**INSTRUCTIONS FOR THE TASK**
Rewrite the records below, swapping every "panel-separator" for "panel-divider" and leaving everything else unchanged.

+++ RECORDS SHOWN +++

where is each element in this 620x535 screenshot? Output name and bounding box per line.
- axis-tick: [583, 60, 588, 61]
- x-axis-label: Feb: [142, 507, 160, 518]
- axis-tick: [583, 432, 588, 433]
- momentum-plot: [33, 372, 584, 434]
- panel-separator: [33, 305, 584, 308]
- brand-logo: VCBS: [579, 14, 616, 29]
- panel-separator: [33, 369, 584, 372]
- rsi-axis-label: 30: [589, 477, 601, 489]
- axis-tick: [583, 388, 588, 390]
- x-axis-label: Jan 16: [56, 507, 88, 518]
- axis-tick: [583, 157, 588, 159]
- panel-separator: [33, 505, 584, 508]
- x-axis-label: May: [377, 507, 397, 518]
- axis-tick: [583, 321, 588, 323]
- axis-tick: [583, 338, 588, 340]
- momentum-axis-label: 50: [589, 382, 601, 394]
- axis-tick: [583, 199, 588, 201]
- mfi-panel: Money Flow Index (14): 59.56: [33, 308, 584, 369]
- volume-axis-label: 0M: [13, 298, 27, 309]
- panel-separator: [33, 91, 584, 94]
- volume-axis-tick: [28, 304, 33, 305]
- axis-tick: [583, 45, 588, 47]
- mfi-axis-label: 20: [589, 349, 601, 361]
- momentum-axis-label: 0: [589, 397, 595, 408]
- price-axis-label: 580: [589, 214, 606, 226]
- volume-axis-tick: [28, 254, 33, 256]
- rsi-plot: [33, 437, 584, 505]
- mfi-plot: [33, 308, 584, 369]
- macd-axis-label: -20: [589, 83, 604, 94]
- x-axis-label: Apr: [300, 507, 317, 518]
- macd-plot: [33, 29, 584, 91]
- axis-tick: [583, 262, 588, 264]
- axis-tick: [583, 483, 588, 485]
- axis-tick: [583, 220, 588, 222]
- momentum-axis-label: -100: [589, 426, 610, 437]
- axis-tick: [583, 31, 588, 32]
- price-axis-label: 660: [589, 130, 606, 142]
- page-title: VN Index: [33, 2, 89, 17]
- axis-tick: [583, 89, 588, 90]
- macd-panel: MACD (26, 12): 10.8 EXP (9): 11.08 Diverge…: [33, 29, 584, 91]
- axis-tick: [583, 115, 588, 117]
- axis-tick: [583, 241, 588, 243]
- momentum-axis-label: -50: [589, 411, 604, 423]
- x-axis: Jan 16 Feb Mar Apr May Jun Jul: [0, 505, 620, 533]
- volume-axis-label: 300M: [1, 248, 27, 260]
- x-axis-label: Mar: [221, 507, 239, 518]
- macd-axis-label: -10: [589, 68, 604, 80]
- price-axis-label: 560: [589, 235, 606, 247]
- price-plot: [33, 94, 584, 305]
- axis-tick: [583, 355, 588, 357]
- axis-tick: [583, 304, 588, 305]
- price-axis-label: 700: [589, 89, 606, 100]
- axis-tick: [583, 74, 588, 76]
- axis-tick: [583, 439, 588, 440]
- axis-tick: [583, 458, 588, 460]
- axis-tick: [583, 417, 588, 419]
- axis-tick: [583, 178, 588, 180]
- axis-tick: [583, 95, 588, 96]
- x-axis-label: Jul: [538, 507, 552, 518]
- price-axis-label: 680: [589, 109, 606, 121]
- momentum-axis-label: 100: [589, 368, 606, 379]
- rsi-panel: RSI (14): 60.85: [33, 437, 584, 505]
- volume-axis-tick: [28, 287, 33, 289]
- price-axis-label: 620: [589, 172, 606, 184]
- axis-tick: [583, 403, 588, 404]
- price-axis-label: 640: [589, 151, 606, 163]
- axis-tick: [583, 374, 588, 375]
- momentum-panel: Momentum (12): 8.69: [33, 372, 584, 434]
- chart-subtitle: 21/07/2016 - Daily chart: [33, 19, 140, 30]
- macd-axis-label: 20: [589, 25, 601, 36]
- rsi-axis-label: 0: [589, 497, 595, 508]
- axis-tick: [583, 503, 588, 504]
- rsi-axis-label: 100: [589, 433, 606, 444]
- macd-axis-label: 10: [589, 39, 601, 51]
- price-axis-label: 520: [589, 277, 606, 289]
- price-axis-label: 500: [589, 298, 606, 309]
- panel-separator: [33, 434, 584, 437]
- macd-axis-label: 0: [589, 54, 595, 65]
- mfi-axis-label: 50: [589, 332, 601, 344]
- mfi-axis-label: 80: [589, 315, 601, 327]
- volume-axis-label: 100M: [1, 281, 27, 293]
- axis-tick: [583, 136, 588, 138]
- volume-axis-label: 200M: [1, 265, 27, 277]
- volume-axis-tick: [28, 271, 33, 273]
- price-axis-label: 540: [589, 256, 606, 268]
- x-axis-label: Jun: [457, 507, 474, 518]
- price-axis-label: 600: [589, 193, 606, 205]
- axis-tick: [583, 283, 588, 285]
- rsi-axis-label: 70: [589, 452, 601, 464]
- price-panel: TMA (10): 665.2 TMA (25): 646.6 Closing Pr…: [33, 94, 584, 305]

+++

**EXERCISE RESPONSE**
where is each element in this 620x535 screenshot? Output name and bounding box per line.
- axis-tick: [583, 60, 588, 61]
- x-axis-label: Feb: [142, 507, 160, 518]
- axis-tick: [583, 432, 588, 433]
- momentum-plot: [33, 372, 584, 434]
- panel-divider: [33, 305, 584, 308]
- brand-logo: VCBS: [579, 14, 616, 29]
- panel-divider: [33, 369, 584, 372]
- rsi-axis-label: 30: [589, 477, 601, 489]
- axis-tick: [583, 388, 588, 390]
- x-axis-label: Jan 16: [56, 507, 88, 518]
- axis-tick: [583, 157, 588, 159]
- panel-divider: [33, 505, 584, 508]
- x-axis-label: May: [377, 507, 397, 518]
- axis-tick: [583, 321, 588, 323]
- axis-tick: [583, 338, 588, 340]
- momentum-axis-label: 50: [589, 382, 601, 394]
- axis-tick: [583, 199, 588, 201]
- mfi-panel: Money Flow Index (14): 59.56: [33, 308, 584, 369]
- volume-axis-label: 0M: [13, 298, 27, 309]
- panel-divider: [33, 91, 584, 94]
- volume-axis-tick: [28, 304, 33, 305]
- axis-tick: [583, 45, 588, 47]
- mfi-axis-label: 20: [589, 349, 601, 361]
- momentum-axis-label: 0: [589, 397, 595, 408]
- price-axis-label: 580: [589, 214, 606, 226]
- volume-axis-tick: [28, 254, 33, 256]
- rsi-plot: [33, 437, 584, 505]
- mfi-plot: [33, 308, 584, 369]
- macd-axis-label: -20: [589, 83, 604, 94]
- x-axis-label: Apr: [300, 507, 317, 518]
- macd-plot: [33, 29, 584, 91]
- axis-tick: [583, 262, 588, 264]
- axis-tick: [583, 483, 588, 485]
- axis-tick: [583, 220, 588, 222]
- momentum-axis-label: -100: [589, 426, 610, 437]
- axis-tick: [583, 31, 588, 32]
- price-axis-label: 660: [589, 130, 606, 142]
- page-title: VN Index: [33, 2, 89, 17]
- axis-tick: [583, 89, 588, 90]
- macd-panel: MACD (26, 12): 10.8 EXP (9): 11.08 Diverge…: [33, 29, 584, 91]
- axis-tick: [583, 115, 588, 117]
- axis-tick: [583, 241, 588, 243]
- momentum-axis-label: -50: [589, 411, 604, 423]
- x-axis: Jan 16 Feb Mar Apr May Jun Jul: [0, 505, 620, 533]
- volume-axis-label: 300M: [1, 248, 27, 260]
- x-axis-label: Mar: [221, 507, 239, 518]
- macd-axis-label: -10: [589, 68, 604, 80]
- price-axis-label: 560: [589, 235, 606, 247]
- price-plot: [33, 94, 584, 305]
- axis-tick: [583, 355, 588, 357]
- axis-tick: [583, 304, 588, 305]
- price-axis-label: 700: [589, 89, 606, 100]
- axis-tick: [583, 74, 588, 76]
- axis-tick: [583, 439, 588, 440]
- axis-tick: [583, 458, 588, 460]
- axis-tick: [583, 417, 588, 419]
- axis-tick: [583, 178, 588, 180]
- axis-tick: [583, 95, 588, 96]
- x-axis-label: Jul: [538, 507, 552, 518]
- price-axis-label: 680: [589, 109, 606, 121]
- momentum-axis-label: 100: [589, 368, 606, 379]
- rsi-panel: RSI (14): 60.85: [33, 437, 584, 505]
- volume-axis-tick: [28, 287, 33, 289]
- price-axis-label: 620: [589, 172, 606, 184]
- axis-tick: [583, 403, 588, 404]
- price-axis-label: 640: [589, 151, 606, 163]
- axis-tick: [583, 374, 588, 375]
- momentum-panel: Momentum (12): 8.69: [33, 372, 584, 434]
- chart-subtitle: 21/07/2016 - Daily chart: [33, 19, 140, 30]
- macd-axis-label: 20: [589, 25, 601, 36]
- rsi-axis-label: 0: [589, 497, 595, 508]
- axis-tick: [583, 503, 588, 504]
- rsi-axis-label: 100: [589, 433, 606, 444]
- macd-axis-label: 10: [589, 39, 601, 51]
- price-axis-label: 520: [589, 277, 606, 289]
- price-axis-label: 500: [589, 298, 606, 309]
- panel-divider: [33, 434, 584, 437]
- macd-axis-label: 0: [589, 54, 595, 65]
- mfi-axis-label: 50: [589, 332, 601, 344]
- mfi-axis-label: 80: [589, 315, 601, 327]
- volume-axis-label: 100M: [1, 281, 27, 293]
- axis-tick: [583, 136, 588, 138]
- volume-axis-label: 200M: [1, 265, 27, 277]
- volume-axis-tick: [28, 271, 33, 273]
- price-axis-label: 540: [589, 256, 606, 268]
- x-axis-label: Jun: [457, 507, 474, 518]
- price-axis-label: 600: [589, 193, 606, 205]
- axis-tick: [583, 283, 588, 285]
- rsi-axis-label: 70: [589, 452, 601, 464]
- price-panel: TMA (10): 665.2 TMA (25): 646.6 Closing Pr…: [33, 94, 584, 305]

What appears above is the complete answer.